■ **Stored data**
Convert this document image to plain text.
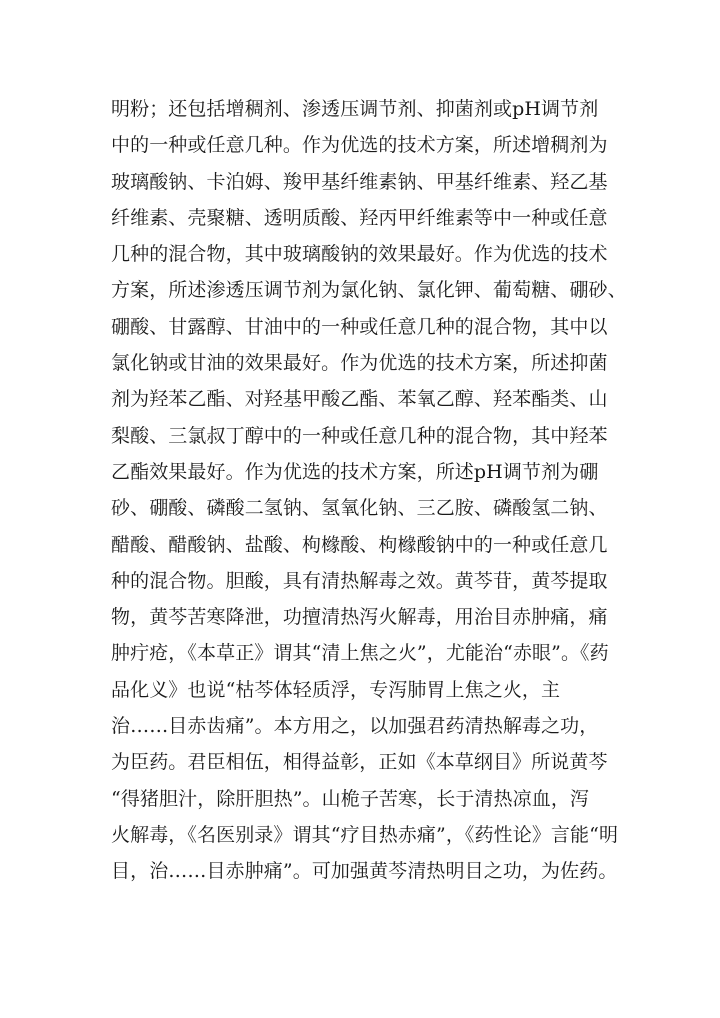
明粉；还包括增稠剂、渗透压调节剂、抑菌剂或pH调节剂
中的一种或任意几种。作为优选的技术方案，所述增稠剂为
玻璃酸钠、卡泊姆、羧甲基纤维素钠、甲基纤维素、羟乙基
纤维素、壳聚糖、透明质酸、羟丙甲纤维素等中一种或任意
几种的混合物，其中玻璃酸钠的效果最好。作为优选的技术
方案，所述渗透压调节剂为氯化钠、氯化钾、葡萄糖、硼砂、
硼酸、甘露醇、甘油中的一种或任意几种的混合物，其中以
氯化钠或甘油的效果最好。作为优选的技术方案，所述抑菌
剂为羟苯乙酯、对羟基甲酸乙酯、苯氧乙醇、羟苯酯类、山
梨酸、三氯叔丁醇中的一种或任意几种的混合物，其中羟苯
乙酯效果最好。作为优选的技术方案，所述pH调节剂为硼
砂、硼酸、磷酸二氢钠、氢氧化钠、三乙胺、磷酸氢二钠、
醋酸、醋酸钠、盐酸、枸橼酸、枸橼酸钠中的一种或任意几
种的混合物。胆酸，具有清热解毒之效。黄芩苷，黄芩提取
物，黄芩苦寒降泄，功擅清热泻火解毒，用治目赤肿痛，痛
肿疔疮，《本草正》谓其“清上焦之火”，尤能治“赤眼”。《药
品化义》也说“枯芩体轻质浮，专泻肺胃上焦之火，主
治……目赤齿痛”。本方用之，以加强君药清热解毒之功，
为臣药。君臣相伍，相得益彰，正如《本草纲目》所说黄芩
“得猪胆汁，除肝胆热”。山桅子苦寒，长于清热凉血，泻
火解毒，《名医别录》谓其“疗目热赤痛”，《药性论》言能“明
目，治……目赤肿痛”。可加强黄芩清热明目之功，为佐药。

■ **The task**
Copy out the listing exactly as it stands, but not the pictures.

■ **Output**
Convert this document image to plain text.
明粉；还包括增稠剂、渗透压调节剂、抑菌剂或pH调节剂
中的一种或任意几种。作为优选的技术方案，所述增稠剂为
玻璃酸钠、卡泊姆、羧甲基纤维素钠、甲基纤维素、羟乙基
纤维素、壳聚糖、透明质酸、羟丙甲纤维素等中一种或任意
几种的混合物，其中玻璃酸钠的效果最好。作为优选的技术
方案，所述渗透压调节剂为氯化钠、氯化钾、葡萄糖、硼砂、
硼酸、甘露醇、甘油中的一种或任意几种的混合物，其中以
氯化钠或甘油的效果最好。作为优选的技术方案，所述抑菌
剂为羟苯乙酯、对羟基甲酸乙酯、苯氧乙醇、羟苯酯类、山
梨酸、三氯叔丁醇中的一种或任意几种的混合物，其中羟苯
乙酯效果最好。作为优选的技术方案，所述pH调节剂为硼
砂、硼酸、磷酸二氢钠、氢氧化钠、三乙胺、磷酸氢二钠、
醋酸、醋酸钠、盐酸、枸橼酸、枸橼酸钠中的一种或任意几
种的混合物。胆酸，具有清热解毒之效。黄芩苷，黄芩提取
物，黄芩苦寒降泄，功擅清热泻火解毒，用治目赤肿痛，痛
肿疔疮，《本草正》谓其“清上焦之火”，尤能治“赤眼”。《药
品化义》也说“枯芩体轻质浮，专泻肺胃上焦之火，主
治……目赤齿痛”。本方用之，以加强君药清热解毒之功，
为臣药。君臣相伍，相得益彰，正如《本草纲目》所说黄芩
“得猪胆汁，除肝胆热”。山桅子苦寒，长于清热凉血，泻
火解毒，《名医别录》谓其“疗目热赤痛”，《药性论》言能“明
目，治……目赤肿痛”。可加强黄芩清热明目之功，为佐药。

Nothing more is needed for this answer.